■ **Set problem**: Lines containing the string "body" are to be collected in full.

■ **Collected data**:

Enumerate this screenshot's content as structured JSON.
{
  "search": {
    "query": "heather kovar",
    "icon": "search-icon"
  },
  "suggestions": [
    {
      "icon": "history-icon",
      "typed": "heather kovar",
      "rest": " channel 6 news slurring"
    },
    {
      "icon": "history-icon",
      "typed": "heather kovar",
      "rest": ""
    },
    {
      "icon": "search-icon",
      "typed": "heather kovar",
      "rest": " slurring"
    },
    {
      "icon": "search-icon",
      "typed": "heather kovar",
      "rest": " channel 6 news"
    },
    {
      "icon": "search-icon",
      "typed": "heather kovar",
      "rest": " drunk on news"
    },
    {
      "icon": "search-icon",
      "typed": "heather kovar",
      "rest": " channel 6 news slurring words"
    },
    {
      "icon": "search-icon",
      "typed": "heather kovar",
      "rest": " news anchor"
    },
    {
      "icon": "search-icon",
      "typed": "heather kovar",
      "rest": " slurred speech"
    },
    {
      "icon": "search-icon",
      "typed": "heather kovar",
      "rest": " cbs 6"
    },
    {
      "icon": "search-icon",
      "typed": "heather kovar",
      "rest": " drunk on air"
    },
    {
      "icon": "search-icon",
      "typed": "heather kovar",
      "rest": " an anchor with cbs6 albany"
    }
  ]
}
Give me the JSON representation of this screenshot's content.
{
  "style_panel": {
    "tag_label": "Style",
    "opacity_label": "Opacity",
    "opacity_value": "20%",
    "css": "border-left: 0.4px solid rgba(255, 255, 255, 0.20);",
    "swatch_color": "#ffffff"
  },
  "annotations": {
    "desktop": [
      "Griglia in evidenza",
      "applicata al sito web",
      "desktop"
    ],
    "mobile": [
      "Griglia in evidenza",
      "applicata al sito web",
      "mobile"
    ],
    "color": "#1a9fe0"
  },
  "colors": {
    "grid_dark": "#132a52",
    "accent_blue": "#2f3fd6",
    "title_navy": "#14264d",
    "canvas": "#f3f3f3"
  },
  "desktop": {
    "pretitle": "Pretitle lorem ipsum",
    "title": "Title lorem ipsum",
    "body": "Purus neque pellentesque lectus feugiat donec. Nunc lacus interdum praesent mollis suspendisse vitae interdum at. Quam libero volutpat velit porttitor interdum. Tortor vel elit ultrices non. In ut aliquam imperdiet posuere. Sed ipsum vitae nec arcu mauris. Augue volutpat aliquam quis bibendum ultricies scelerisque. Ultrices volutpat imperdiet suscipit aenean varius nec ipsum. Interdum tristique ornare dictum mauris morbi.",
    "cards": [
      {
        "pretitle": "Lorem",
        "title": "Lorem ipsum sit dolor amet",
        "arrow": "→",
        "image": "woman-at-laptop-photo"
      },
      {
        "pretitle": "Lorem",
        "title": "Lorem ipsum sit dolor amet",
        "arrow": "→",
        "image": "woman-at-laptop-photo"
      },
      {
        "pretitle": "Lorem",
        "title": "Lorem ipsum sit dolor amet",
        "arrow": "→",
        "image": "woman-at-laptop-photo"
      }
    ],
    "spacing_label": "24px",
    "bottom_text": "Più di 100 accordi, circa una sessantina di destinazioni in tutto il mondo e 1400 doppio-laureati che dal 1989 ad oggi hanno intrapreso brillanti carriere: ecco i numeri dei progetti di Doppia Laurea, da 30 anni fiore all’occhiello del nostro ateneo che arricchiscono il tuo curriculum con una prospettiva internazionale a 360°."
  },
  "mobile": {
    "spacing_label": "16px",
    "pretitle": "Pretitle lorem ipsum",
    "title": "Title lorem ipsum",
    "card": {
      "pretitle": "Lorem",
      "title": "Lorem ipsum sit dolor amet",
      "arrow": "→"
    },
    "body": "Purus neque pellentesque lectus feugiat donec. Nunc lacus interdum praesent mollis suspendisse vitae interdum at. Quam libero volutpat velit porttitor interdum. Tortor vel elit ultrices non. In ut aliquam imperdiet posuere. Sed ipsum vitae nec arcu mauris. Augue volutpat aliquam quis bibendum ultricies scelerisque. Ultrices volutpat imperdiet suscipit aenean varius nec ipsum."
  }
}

■ **Result of the exercise**:
    "body": "Purus neque pellentesque lectus feugiat donec. Nunc lacus interdum praesent mollis suspendisse vitae interdum at. Quam libero volutpat velit porttitor interdum. Tortor vel elit ultrices non. In ut aliquam imperdiet posuere. Sed ipsum vitae nec arcu mauris. Augue volutpat aliquam quis bibendum ultricies scelerisque. Ultrices volutpat imperdiet suscipit aenean varius nec ipsum. Interdum tristique ornare dictum mauris morbi.",
    "body": "Purus neque pellentesque lectus feugiat donec. Nunc lacus interdum praesent mollis suspendisse vitae interdum at. Quam libero volutpat velit porttitor interdum. Tortor vel elit ultrices non. In ut aliquam imperdiet posuere. Sed ipsum vitae nec arcu mauris. Augue volutpat aliquam quis bibendum ultricies scelerisque. Ultrices volutpat imperdiet suscipit aenean varius nec ipsum."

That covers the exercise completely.